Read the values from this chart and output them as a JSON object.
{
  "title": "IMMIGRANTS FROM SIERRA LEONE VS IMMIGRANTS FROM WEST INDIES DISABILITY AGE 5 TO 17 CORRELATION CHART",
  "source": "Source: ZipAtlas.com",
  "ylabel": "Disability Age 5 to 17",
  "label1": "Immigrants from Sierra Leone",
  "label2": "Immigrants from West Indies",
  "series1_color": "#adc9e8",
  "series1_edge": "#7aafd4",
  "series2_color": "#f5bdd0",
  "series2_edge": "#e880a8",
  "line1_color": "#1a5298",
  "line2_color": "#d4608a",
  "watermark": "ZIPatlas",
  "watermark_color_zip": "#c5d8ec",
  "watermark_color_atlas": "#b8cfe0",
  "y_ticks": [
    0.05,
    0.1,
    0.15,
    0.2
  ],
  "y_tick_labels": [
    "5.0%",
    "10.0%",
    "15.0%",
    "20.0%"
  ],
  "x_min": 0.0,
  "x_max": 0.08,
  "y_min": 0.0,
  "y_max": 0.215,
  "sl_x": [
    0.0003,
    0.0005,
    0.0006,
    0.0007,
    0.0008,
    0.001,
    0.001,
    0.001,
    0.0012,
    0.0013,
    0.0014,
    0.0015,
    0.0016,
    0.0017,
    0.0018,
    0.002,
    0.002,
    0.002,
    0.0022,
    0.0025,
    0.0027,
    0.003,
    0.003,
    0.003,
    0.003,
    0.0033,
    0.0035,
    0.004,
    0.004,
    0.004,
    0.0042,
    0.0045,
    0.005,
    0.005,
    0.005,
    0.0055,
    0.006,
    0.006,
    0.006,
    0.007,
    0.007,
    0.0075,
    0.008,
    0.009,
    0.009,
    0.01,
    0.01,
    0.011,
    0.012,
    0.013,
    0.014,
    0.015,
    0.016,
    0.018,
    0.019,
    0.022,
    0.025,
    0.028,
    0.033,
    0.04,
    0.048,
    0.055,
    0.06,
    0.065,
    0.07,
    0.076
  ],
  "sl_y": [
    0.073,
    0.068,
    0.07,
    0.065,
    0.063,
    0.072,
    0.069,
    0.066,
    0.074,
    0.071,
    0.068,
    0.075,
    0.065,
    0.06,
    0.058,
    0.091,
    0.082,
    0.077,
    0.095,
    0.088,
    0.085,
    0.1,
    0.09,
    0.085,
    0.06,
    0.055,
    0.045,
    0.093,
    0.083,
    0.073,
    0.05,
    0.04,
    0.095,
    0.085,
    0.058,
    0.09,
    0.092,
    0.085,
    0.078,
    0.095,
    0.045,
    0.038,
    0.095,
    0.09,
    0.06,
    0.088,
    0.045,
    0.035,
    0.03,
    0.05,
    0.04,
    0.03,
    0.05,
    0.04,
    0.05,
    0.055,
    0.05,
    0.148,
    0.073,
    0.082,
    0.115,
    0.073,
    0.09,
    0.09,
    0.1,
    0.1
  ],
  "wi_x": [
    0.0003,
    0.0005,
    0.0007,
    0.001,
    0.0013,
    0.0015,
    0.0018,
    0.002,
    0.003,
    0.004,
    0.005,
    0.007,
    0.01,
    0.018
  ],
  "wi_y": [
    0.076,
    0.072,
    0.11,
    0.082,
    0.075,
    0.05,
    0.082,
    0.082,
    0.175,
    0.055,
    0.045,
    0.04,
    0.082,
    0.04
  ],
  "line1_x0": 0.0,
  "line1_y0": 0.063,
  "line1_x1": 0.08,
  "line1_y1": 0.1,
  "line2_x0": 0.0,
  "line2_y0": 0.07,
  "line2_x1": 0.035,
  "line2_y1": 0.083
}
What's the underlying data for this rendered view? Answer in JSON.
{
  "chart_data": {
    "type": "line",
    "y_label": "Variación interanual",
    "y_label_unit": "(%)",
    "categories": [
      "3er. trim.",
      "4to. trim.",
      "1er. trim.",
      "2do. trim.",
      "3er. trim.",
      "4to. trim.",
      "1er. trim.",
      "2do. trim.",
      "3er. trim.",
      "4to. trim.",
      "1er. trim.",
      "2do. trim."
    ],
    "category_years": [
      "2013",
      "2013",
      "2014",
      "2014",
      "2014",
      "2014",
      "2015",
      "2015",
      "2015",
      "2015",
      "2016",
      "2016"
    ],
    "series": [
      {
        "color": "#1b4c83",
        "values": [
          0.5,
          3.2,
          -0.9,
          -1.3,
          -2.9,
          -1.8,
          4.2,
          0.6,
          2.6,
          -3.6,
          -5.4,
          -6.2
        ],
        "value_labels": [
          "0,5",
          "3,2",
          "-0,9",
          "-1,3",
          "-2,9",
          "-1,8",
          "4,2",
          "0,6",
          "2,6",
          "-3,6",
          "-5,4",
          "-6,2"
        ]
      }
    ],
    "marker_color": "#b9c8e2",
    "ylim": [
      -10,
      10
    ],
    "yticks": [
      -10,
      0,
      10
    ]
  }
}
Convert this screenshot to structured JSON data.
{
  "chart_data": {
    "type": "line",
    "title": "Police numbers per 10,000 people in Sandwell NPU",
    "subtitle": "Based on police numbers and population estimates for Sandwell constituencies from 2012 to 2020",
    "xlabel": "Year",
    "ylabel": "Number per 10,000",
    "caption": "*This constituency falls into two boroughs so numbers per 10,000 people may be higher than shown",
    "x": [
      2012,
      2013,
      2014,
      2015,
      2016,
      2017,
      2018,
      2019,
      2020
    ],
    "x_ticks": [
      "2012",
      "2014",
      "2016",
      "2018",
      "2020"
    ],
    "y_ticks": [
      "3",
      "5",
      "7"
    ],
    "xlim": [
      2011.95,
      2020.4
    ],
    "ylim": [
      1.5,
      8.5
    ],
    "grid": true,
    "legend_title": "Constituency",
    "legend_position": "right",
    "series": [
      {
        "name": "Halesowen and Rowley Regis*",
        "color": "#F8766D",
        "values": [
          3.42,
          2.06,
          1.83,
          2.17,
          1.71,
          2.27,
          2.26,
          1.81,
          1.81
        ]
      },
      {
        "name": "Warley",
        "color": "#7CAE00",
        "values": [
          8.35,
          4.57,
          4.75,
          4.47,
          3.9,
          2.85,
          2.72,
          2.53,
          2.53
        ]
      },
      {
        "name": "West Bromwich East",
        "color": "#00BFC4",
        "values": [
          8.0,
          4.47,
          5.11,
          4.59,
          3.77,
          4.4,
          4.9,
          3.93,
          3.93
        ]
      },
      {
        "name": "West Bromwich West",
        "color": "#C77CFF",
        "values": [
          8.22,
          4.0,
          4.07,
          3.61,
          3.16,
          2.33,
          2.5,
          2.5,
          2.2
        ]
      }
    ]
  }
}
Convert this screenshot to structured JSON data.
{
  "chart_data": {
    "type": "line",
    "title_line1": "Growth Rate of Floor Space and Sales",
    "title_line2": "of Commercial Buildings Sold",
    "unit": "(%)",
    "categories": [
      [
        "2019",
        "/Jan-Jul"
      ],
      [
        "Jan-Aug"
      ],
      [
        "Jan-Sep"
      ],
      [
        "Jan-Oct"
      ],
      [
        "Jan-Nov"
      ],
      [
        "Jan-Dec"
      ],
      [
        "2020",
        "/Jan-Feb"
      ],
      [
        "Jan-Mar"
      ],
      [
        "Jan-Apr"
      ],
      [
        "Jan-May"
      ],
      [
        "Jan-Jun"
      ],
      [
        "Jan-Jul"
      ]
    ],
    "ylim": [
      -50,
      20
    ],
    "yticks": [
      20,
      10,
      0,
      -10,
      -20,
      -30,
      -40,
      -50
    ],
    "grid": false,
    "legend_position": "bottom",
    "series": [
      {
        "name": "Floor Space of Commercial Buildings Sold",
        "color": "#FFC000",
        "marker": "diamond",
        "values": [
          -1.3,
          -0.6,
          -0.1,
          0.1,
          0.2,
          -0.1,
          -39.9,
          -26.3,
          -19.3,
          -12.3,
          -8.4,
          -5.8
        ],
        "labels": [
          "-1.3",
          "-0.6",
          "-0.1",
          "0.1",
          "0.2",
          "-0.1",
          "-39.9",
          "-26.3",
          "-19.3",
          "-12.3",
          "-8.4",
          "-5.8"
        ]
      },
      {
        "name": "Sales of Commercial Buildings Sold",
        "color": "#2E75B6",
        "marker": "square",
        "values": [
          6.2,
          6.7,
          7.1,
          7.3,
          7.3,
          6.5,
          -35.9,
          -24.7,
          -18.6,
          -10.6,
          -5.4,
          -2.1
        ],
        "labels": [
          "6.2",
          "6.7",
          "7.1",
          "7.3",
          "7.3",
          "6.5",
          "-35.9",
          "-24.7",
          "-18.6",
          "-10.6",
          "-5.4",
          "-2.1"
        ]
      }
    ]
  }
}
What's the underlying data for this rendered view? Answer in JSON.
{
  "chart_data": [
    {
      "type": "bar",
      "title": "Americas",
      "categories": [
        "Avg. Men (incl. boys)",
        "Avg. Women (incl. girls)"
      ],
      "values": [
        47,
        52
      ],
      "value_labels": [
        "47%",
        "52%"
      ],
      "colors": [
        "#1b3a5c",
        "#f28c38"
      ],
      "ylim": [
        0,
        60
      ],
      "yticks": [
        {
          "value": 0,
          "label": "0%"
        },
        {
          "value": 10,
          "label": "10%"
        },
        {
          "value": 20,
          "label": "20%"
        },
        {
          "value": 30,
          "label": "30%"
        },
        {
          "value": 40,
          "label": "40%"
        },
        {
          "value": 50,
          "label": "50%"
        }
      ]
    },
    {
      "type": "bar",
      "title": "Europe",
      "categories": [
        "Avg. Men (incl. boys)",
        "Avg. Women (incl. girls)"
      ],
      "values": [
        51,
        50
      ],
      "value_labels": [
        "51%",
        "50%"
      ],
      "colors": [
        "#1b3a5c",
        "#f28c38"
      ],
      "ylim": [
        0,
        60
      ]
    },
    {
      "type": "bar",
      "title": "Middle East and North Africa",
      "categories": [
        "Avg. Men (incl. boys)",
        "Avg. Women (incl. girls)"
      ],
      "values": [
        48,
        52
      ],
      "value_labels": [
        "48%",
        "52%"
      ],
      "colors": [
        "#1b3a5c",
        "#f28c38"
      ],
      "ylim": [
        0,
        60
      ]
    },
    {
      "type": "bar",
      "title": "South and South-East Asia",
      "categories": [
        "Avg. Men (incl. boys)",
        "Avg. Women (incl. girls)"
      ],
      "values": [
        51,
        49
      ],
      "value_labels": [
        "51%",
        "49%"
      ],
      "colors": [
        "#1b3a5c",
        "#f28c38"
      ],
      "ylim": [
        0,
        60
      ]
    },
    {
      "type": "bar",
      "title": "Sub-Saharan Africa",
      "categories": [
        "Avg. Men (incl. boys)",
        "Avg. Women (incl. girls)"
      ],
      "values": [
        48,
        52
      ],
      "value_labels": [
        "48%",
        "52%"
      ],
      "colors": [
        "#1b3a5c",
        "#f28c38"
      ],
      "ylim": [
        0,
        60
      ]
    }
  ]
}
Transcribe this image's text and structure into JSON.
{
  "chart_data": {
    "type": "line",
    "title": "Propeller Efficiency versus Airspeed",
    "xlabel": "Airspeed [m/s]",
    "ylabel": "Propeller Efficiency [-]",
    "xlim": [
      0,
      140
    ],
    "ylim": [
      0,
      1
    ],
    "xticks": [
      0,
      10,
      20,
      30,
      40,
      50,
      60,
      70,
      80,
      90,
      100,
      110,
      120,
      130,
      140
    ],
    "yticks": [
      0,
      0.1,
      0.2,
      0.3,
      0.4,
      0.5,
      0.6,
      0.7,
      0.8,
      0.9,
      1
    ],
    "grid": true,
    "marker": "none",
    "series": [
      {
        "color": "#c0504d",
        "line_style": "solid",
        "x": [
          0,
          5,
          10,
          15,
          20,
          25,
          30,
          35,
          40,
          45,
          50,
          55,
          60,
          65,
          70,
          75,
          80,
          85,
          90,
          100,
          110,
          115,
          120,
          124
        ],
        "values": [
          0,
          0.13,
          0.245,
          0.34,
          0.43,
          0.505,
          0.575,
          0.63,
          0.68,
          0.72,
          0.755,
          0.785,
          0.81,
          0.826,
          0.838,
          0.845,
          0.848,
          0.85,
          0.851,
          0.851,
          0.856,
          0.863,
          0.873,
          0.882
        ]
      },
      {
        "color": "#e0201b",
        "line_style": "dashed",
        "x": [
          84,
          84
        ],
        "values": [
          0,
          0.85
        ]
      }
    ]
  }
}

→ **TASK STATEMENT**: Some lines of the data above may hold the word "people"; report how many do, and nothing else.

→ **TASK ANSWER**: 2